• GIVEN DATA
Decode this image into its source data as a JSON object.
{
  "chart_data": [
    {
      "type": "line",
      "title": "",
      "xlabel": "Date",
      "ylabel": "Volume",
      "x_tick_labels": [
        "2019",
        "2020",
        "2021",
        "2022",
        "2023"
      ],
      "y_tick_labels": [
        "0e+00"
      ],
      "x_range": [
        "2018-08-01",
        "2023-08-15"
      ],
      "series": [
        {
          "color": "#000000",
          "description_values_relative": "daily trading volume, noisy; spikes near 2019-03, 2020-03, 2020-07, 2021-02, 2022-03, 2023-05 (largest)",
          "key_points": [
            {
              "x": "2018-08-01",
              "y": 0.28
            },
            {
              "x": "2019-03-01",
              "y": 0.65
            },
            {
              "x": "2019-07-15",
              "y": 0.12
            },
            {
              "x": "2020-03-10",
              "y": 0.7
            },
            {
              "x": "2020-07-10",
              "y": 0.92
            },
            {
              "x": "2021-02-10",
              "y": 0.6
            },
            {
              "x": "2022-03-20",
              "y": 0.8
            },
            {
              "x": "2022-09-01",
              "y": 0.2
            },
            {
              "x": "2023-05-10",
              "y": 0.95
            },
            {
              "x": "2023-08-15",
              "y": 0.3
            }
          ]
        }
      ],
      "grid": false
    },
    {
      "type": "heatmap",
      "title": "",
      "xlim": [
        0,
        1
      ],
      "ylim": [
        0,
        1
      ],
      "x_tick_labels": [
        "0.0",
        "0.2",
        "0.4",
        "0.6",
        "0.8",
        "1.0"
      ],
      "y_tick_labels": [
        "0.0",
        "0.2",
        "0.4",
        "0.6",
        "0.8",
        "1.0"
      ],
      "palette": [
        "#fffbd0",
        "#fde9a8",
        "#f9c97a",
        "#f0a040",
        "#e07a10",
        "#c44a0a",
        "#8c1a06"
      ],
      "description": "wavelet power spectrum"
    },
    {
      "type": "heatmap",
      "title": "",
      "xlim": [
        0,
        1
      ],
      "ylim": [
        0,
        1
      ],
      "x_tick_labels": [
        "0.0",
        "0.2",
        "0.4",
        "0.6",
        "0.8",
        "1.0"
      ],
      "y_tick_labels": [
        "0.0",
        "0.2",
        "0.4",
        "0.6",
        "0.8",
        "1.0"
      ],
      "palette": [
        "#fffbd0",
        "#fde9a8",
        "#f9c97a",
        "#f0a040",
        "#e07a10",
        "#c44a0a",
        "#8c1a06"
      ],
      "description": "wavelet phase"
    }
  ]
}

• SET EXERCISE
Return the listing above in full, character for character.

• RESPONSE TO THIS TASK
Decode this image into its source data as a JSON object.
{
  "chart_data": [
    {
      "type": "line",
      "title": "",
      "xlabel": "Date",
      "ylabel": "Volume",
      "x_tick_labels": [
        "2019",
        "2020",
        "2021",
        "2022",
        "2023"
      ],
      "y_tick_labels": [
        "0e+00"
      ],
      "x_range": [
        "2018-08-01",
        "2023-08-15"
      ],
      "series": [
        {
          "color": "#000000",
          "description_values_relative": "daily trading volume, noisy; spikes near 2019-03, 2020-03, 2020-07, 2021-02, 2022-03, 2023-05 (largest)",
          "key_points": [
            {
              "x": "2018-08-01",
              "y": 0.28
            },
            {
              "x": "2019-03-01",
              "y": 0.65
            },
            {
              "x": "2019-07-15",
              "y": 0.12
            },
            {
              "x": "2020-03-10",
              "y": 0.7
            },
            {
              "x": "2020-07-10",
              "y": 0.92
            },
            {
              "x": "2021-02-10",
              "y": 0.6
            },
            {
              "x": "2022-03-20",
              "y": 0.8
            },
            {
              "x": "2022-09-01",
              "y": 0.2
            },
            {
              "x": "2023-05-10",
              "y": 0.95
            },
            {
              "x": "2023-08-15",
              "y": 0.3
            }
          ]
        }
      ],
      "grid": false
    },
    {
      "type": "heatmap",
      "title": "",
      "xlim": [
        0,
        1
      ],
      "ylim": [
        0,
        1
      ],
      "x_tick_labels": [
        "0.0",
        "0.2",
        "0.4",
        "0.6",
        "0.8",
        "1.0"
      ],
      "y_tick_labels": [
        "0.0",
        "0.2",
        "0.4",
        "0.6",
        "0.8",
        "1.0"
      ],
      "palette": [
        "#fffbd0",
        "#fde9a8",
        "#f9c97a",
        "#f0a040",
        "#e07a10",
        "#c44a0a",
        "#8c1a06"
      ],
      "description": "wavelet power spectrum"
    },
    {
      "type": "heatmap",
      "title": "",
      "xlim": [
        0,
        1
      ],
      "ylim": [
        0,
        1
      ],
      "x_tick_labels": [
        "0.0",
        "0.2",
        "0.4",
        "0.6",
        "0.8",
        "1.0"
      ],
      "y_tick_labels": [
        "0.0",
        "0.2",
        "0.4",
        "0.6",
        "0.8",
        "1.0"
      ],
      "palette": [
        "#fffbd0",
        "#fde9a8",
        "#f9c97a",
        "#f0a040",
        "#e07a10",
        "#c44a0a",
        "#8c1a06"
      ],
      "description": "wavelet phase"
    }
  ]
}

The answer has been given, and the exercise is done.